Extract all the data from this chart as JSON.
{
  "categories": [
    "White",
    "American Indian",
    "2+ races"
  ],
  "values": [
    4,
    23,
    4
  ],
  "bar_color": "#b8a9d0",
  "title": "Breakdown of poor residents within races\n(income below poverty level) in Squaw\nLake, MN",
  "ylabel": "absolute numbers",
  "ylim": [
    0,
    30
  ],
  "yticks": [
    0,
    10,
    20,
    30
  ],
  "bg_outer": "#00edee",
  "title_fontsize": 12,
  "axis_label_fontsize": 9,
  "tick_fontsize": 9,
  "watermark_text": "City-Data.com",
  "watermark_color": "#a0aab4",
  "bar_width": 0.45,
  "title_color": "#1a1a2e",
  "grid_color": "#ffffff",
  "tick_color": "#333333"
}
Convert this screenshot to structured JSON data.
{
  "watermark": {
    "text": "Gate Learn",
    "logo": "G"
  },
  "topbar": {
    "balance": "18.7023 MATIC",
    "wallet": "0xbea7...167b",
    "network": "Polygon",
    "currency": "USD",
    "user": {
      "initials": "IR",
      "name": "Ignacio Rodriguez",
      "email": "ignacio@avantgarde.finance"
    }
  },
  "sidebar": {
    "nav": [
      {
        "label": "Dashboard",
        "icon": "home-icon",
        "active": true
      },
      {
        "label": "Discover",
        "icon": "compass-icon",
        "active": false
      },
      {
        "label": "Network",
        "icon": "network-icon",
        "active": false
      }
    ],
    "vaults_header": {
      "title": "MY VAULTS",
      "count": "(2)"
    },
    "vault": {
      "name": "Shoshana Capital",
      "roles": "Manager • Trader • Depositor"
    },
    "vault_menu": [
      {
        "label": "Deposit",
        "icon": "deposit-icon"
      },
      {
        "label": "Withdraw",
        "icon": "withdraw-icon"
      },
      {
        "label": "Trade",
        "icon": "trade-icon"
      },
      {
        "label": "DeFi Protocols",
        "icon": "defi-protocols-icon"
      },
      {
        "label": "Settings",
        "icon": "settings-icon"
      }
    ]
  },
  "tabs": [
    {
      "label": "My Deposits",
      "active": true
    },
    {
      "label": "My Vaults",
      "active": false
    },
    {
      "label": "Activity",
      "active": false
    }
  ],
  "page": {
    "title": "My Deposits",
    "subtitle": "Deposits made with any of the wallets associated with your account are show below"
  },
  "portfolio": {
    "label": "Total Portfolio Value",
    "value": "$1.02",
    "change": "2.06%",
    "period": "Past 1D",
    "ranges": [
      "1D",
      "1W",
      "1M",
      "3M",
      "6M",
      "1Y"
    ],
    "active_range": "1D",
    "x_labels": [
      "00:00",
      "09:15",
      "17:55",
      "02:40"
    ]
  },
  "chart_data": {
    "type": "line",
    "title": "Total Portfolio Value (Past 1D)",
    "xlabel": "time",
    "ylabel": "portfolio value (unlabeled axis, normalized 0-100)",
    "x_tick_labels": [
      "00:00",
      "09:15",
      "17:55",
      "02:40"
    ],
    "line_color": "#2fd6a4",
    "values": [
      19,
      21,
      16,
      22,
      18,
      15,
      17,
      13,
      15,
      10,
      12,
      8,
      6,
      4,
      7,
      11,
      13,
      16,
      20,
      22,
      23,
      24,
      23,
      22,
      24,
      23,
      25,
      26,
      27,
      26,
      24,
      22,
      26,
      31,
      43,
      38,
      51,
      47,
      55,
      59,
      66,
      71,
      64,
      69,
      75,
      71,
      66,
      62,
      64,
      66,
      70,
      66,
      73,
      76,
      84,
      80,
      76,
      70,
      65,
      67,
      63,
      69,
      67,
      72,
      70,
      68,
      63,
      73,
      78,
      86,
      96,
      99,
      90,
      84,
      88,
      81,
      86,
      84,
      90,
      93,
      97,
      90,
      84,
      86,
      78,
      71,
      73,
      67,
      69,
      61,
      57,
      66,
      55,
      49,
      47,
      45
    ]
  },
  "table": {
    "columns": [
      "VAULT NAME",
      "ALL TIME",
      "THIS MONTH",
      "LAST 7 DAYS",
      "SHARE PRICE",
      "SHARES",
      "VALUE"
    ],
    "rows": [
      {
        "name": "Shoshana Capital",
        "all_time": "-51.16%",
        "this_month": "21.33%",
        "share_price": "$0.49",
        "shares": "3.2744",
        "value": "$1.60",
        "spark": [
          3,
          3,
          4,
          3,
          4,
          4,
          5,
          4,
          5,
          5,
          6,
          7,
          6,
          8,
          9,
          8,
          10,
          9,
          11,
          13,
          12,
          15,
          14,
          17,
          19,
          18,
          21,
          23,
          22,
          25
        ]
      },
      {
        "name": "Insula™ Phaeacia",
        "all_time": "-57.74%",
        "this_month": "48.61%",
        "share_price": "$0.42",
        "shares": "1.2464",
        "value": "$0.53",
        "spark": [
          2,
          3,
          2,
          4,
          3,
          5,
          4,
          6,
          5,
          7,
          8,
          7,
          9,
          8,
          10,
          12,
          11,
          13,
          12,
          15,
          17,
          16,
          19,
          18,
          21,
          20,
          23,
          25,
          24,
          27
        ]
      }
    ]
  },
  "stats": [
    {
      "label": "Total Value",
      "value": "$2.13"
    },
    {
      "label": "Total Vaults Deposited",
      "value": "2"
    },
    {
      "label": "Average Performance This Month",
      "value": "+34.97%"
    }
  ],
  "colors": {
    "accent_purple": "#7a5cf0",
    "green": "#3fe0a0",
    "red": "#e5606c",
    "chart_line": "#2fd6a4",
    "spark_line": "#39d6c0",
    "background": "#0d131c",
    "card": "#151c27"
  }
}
====================
* [Aim] Would you restate each of the entries word for word?

* [Final answer]
Extract all the data from this chart as JSON.
{
  "categories": [
    "White",
    "American Indian",
    "2+ races"
  ],
  "values": [
    4,
    23,
    4
  ],
  "bar_color": "#b8a9d0",
  "title": "Breakdown of poor residents within races\n(income below poverty level) in Squaw\nLake, MN",
  "ylabel": "absolute numbers",
  "ylim": [
    0,
    30
  ],
  "yticks": [
    0,
    10,
    20,
    30
  ],
  "bg_outer": "#00edee",
  "title_fontsize": 12,
  "axis_label_fontsize": 9,
  "tick_fontsize": 9,
  "watermark_text": "City-Data.com",
  "watermark_color": "#a0aab4",
  "bar_width": 0.45,
  "title_color": "#1a1a2e",
  "grid_color": "#ffffff",
  "tick_color": "#333333"
}
Convert this screenshot to structured JSON data.
{
  "watermark": {
    "text": "Gate Learn",
    "logo": "G"
  },
  "topbar": {
    "balance": "18.7023 MATIC",
    "wallet": "0xbea7...167b",
    "network": "Polygon",
    "currency": "USD",
    "user": {
      "initials": "IR",
      "name": "Ignacio Rodriguez",
      "email": "ignacio@avantgarde.finance"
    }
  },
  "sidebar": {
    "nav": [
      {
        "label": "Dashboard",
        "icon": "home-icon",
        "active": true
      },
      {
        "label": "Discover",
        "icon": "compass-icon",
        "active": false
      },
      {
        "label": "Network",
        "icon": "network-icon",
        "active": false
      }
    ],
    "vaults_header": {
      "title": "MY VAULTS",
      "count": "(2)"
    },
    "vault": {
      "name": "Shoshana Capital",
      "roles": "Manager • Trader • Depositor"
    },
    "vault_menu": [
      {
        "label": "Deposit",
        "icon": "deposit-icon"
      },
      {
        "label": "Withdraw",
        "icon": "withdraw-icon"
      },
      {
        "label": "Trade",
        "icon": "trade-icon"
      },
      {
        "label": "DeFi Protocols",
        "icon": "defi-protocols-icon"
      },
      {
        "label": "Settings",
        "icon": "settings-icon"
      }
    ]
  },
  "tabs": [
    {
      "label": "My Deposits",
      "active": true
    },
    {
      "label": "My Vaults",
      "active": false
    },
    {
      "label": "Activity",
      "active": false
    }
  ],
  "page": {
    "title": "My Deposits",
    "subtitle": "Deposits made with any of the wallets associated with your account are show below"
  },
  "portfolio": {
    "label": "Total Portfolio Value",
    "value": "$1.02",
    "change": "2.06%",
    "period": "Past 1D",
    "ranges": [
      "1D",
      "1W",
      "1M",
      "3M",
      "6M",
      "1Y"
    ],
    "active_range": "1D",
    "x_labels": [
      "00:00",
      "09:15",
      "17:55",
      "02:40"
    ]
  },
  "chart_data": {
    "type": "line",
    "title": "Total Portfolio Value (Past 1D)",
    "xlabel": "time",
    "ylabel": "portfolio value (unlabeled axis, normalized 0-100)",
    "x_tick_labels": [
      "00:00",
      "09:15",
      "17:55",
      "02:40"
    ],
    "line_color": "#2fd6a4",
    "values": [
      19,
      21,
      16,
      22,
      18,
      15,
      17,
      13,
      15,
      10,
      12,
      8,
      6,
      4,
      7,
      11,
      13,
      16,
      20,
      22,
      23,
      24,
      23,
      22,
      24,
      23,
      25,
      26,
      27,
      26,
      24,
      22,
      26,
      31,
      43,
      38,
      51,
      47,
      55,
      59,
      66,
      71,
      64,
      69,
      75,
      71,
      66,
      62,
      64,
      66,
      70,
      66,
      73,
      76,
      84,
      80,
      76,
      70,
      65,
      67,
      63,
      69,
      67,
      72,
      70,
      68,
      63,
      73,
      78,
      86,
      96,
      99,
      90,
      84,
      88,
      81,
      86,
      84,
      90,
      93,
      97,
      90,
      84,
      86,
      78,
      71,
      73,
      67,
      69,
      61,
      57,
      66,
      55,
      49,
      47,
      45
    ]
  },
  "table": {
    "columns": [
      "VAULT NAME",
      "ALL TIME",
      "THIS MONTH",
      "LAST 7 DAYS",
      "SHARE PRICE",
      "SHARES",
      "VALUE"
    ],
    "rows": [
      {
        "name": "Shoshana Capital",
        "all_time": "-51.16%",
        "this_month": "21.33%",
        "share_price": "$0.49",
        "shares": "3.2744",
        "value": "$1.60",
        "spark": [
          3,
          3,
          4,
          3,
          4,
          4,
          5,
          4,
          5,
          5,
          6,
          7,
          6,
          8,
          9,
          8,
          10,
          9,
          11,
          13,
          12,
          15,
          14,
          17,
          19,
          18,
          21,
          23,
          22,
          25
        ]
      },
      {
        "name": "Insula™ Phaeacia",
        "all_time": "-57.74%",
        "this_month": "48.61%",
        "share_price": "$0.42",
        "shares": "1.2464",
        "value": "$0.53",
        "spark": [
          2,
          3,
          2,
          4,
          3,
          5,
          4,
          6,
          5,
          7,
          8,
          7,
          9,
          8,
          10,
          12,
          11,
          13,
          12,
          15,
          17,
          16,
          19,
          18,
          21,
          20,
          23,
          25,
          24,
          27
        ]
      }
    ]
  },
  "stats": [
    {
      "label": "Total Value",
      "value": "$2.13"
    },
    {
      "label": "Total Vaults Deposited",
      "value": "2"
    },
    {
      "label": "Average Performance This Month",
      "value": "+34.97%"
    }
  ],
  "colors": {
    "accent_purple": "#7a5cf0",
    "green": "#3fe0a0",
    "red": "#e5606c",
    "chart_line": "#2fd6a4",
    "spark_line": "#39d6c0",
    "background": "#0d131c",
    "card": "#151c27"
  }
}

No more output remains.